┌─ The input

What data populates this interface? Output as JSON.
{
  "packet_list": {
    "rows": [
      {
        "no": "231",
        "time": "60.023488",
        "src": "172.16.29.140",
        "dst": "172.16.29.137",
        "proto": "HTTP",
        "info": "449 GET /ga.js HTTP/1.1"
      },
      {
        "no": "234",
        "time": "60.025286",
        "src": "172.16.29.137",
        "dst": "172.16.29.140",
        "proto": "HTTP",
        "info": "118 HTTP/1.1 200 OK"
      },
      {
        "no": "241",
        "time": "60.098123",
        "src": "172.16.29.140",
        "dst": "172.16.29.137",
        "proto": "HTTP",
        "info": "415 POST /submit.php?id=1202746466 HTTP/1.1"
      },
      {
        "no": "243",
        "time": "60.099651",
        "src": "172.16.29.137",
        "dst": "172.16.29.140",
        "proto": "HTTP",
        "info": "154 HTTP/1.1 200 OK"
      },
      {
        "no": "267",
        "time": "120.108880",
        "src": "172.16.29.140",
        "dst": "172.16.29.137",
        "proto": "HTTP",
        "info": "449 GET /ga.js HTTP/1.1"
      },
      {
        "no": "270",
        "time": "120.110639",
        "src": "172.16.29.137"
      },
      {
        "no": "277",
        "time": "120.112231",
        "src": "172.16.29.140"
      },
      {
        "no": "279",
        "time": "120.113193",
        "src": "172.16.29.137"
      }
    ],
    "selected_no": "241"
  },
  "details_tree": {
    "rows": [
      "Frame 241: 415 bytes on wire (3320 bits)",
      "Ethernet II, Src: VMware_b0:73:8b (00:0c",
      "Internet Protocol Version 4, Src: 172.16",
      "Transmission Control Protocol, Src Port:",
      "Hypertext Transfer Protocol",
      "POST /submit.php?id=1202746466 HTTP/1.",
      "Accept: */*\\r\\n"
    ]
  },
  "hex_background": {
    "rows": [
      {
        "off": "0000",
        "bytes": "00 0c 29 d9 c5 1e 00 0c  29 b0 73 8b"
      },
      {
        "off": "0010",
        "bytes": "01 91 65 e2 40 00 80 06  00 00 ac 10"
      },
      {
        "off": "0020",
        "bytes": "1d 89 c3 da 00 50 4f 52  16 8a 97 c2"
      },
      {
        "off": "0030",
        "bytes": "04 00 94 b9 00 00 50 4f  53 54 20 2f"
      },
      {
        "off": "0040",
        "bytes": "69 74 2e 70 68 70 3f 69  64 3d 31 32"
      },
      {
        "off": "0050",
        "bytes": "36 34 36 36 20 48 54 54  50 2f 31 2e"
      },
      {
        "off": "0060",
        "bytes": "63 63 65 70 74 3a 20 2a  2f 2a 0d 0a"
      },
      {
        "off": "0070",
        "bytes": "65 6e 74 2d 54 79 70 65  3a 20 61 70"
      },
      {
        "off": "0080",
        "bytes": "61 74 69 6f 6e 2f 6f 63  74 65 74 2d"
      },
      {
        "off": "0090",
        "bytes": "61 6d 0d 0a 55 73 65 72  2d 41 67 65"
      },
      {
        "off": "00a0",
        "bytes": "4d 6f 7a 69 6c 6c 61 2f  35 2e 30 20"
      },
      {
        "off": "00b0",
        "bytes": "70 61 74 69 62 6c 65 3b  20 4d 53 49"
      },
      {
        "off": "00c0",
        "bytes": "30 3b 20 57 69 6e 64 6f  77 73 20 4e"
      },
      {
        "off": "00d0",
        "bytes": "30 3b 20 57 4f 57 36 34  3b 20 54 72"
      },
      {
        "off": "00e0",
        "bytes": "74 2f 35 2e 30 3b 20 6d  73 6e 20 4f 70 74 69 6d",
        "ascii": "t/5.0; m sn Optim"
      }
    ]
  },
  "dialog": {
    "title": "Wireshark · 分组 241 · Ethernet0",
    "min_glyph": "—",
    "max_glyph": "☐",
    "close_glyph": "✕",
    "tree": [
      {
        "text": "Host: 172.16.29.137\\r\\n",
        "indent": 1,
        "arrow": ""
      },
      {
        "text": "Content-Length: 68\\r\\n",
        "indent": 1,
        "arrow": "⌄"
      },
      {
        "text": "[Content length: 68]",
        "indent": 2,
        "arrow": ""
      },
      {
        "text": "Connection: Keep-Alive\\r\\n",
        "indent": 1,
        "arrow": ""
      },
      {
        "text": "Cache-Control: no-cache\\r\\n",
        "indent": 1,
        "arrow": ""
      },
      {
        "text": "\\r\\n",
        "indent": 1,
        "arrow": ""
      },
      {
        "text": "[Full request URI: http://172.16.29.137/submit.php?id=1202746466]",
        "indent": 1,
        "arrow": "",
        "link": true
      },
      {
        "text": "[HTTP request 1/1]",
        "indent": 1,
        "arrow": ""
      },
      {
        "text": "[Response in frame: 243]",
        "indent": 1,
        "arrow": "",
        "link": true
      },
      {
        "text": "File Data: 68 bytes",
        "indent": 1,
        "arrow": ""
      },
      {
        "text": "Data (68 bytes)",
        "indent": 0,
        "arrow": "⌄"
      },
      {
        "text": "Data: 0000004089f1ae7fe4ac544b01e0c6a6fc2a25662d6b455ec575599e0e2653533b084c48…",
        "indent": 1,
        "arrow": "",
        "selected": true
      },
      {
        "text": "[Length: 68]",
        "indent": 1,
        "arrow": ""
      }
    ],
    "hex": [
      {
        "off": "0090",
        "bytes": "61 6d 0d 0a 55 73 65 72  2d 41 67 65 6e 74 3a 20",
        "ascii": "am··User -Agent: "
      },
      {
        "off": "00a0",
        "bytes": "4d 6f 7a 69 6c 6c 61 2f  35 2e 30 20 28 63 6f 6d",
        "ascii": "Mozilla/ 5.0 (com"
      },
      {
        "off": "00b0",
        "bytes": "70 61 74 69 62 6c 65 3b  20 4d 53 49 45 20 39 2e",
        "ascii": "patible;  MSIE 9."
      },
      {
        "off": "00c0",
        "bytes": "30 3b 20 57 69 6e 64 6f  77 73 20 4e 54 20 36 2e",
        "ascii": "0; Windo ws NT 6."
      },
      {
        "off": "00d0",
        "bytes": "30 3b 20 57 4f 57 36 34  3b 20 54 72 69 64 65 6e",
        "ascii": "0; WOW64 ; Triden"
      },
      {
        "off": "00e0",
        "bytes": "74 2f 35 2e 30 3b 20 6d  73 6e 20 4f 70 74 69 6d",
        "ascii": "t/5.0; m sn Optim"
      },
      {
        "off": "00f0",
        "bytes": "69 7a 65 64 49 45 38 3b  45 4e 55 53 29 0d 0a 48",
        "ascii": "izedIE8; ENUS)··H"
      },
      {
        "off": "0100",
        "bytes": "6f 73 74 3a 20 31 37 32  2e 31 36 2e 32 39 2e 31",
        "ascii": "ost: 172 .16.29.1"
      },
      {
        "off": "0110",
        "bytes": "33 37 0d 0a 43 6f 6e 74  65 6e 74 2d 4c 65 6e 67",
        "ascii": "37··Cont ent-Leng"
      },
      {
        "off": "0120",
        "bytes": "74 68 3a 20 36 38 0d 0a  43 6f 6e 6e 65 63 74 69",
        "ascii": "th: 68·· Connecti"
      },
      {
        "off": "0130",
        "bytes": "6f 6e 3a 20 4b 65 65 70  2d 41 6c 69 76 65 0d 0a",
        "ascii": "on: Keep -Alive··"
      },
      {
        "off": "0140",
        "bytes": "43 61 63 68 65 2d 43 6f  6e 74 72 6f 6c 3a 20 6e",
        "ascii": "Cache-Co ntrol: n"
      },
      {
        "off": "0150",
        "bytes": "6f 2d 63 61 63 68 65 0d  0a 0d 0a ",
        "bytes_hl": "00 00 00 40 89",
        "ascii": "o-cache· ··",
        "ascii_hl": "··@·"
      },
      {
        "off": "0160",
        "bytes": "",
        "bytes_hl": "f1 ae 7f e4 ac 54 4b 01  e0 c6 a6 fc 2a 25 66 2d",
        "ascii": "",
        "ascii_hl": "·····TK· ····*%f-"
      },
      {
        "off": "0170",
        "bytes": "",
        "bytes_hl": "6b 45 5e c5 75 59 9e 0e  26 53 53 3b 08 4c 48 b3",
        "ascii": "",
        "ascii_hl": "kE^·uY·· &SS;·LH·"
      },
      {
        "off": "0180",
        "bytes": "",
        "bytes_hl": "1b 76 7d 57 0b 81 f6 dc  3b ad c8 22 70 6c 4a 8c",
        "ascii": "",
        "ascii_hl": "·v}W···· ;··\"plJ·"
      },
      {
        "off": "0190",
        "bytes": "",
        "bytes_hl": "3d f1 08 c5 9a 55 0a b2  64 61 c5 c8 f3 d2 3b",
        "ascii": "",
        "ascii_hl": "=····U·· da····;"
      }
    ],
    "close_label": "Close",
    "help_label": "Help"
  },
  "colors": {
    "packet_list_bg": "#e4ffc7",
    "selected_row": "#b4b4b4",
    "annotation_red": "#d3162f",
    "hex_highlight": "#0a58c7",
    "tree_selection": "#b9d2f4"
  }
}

└─

** The exercise **
Identify the lines that hold the word "Alive". Copy every one of them.

** Task solution **
        "text": "Connection: Keep-Alive\\r\\n",
        "ascii": "on: Keep -Alive··"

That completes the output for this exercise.